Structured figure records
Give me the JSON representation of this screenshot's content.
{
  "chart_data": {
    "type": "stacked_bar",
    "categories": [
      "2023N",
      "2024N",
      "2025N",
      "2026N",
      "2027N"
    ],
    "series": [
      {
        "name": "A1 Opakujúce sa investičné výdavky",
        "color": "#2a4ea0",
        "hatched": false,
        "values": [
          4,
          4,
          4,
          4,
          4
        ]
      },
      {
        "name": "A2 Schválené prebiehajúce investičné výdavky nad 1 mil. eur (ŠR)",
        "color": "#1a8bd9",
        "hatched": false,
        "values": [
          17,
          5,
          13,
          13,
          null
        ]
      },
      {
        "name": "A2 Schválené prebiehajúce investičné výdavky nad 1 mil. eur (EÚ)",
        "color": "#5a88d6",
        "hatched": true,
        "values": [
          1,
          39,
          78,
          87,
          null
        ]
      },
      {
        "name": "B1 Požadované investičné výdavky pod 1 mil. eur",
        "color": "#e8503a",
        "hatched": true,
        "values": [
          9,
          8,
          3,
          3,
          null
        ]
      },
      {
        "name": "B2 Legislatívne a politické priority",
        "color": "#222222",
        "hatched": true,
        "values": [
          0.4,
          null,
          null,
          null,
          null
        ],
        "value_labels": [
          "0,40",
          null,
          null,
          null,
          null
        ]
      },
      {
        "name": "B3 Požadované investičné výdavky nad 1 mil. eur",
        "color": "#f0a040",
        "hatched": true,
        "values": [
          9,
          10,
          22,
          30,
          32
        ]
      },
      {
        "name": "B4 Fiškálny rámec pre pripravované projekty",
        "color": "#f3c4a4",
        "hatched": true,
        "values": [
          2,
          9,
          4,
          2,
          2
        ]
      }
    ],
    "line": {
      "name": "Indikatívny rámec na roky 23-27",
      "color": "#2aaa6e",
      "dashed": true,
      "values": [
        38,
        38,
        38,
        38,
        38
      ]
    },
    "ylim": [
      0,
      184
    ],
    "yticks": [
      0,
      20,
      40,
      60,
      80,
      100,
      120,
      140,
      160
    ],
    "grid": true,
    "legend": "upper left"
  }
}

> [Work required]: Copy each line of the listing that holds the word "name".

> [Answer to this problem]:
        "name": "A1 Opakujúce sa investičné výdavky",
        "name": "A2 Schválené prebiehajúce investičné výdavky nad 1 mil. eur (ŠR)",
        "name": "A2 Schválené prebiehajúce investičné výdavky nad 1 mil. eur (EÚ)",
        "name": "B1 Požadované investičné výdavky pod 1 mil. eur",
        "name": "B2 Legislatívne a politické priority",
        "name": "B3 Požadované investičné výdavky nad 1 mil. eur",
        "name": "B4 Fiškálny rámec pre pripravované projekty",
      "name": "Indikatívny rámec na roky 23-27",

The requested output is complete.